Read the lines below. Copy out any that hold the string "username".

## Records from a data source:
* START *

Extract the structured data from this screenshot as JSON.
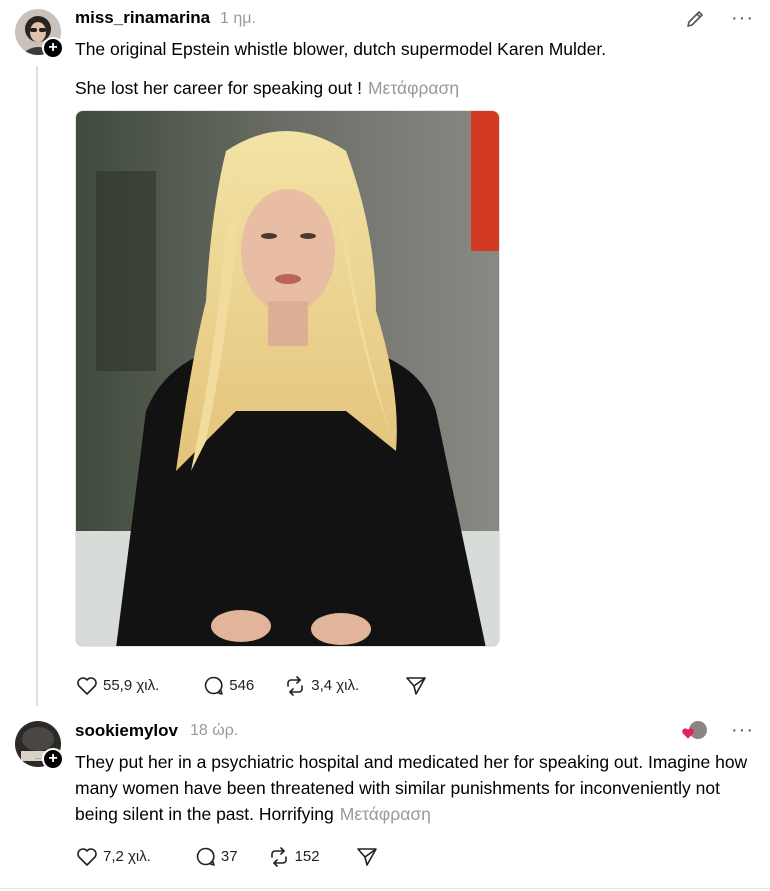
{
  "post1": {
    "username": "miss_rinamarina",
    "time": "1 ημ.",
    "line1": "The original Epstein whistle blower, dutch supermodel Karen Mulder.",
    "line2": "She lost her career for speaking out !",
    "translate": "Μετάφραση",
    "likes": "55,9 χιλ.",
    "comments": "546",
    "reposts": "3,4 χιλ.",
    "more": "···"
  },
  "post2": {
    "username": "sookiemylov",
    "time": "18 ώρ.",
    "text": "They put her in a psychiatric hospital and medicated her for speaking out. Imagine how many women have been threatened with similar punishments for inconveniently not being silent in the past. Horrifying",
    "translate": "Μετάφραση",
    "likes": "7,2 χιλ.",
    "comments": "37",
    "reposts": "152",
    "more": "···"
  },
  "colors": {
    "muted": "#999999",
    "heart": "#e0245e",
    "line": "#e0e0e0"
  },
  "icons": [
    "edit-pencil-icon",
    "more-icon",
    "heart-icon",
    "comment-icon",
    "repost-icon",
    "share-icon",
    "plus-icon"
  ]
}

* END *

## Output of the task:
    "username": "miss_rinamarina",
    "username": "sookiemylov",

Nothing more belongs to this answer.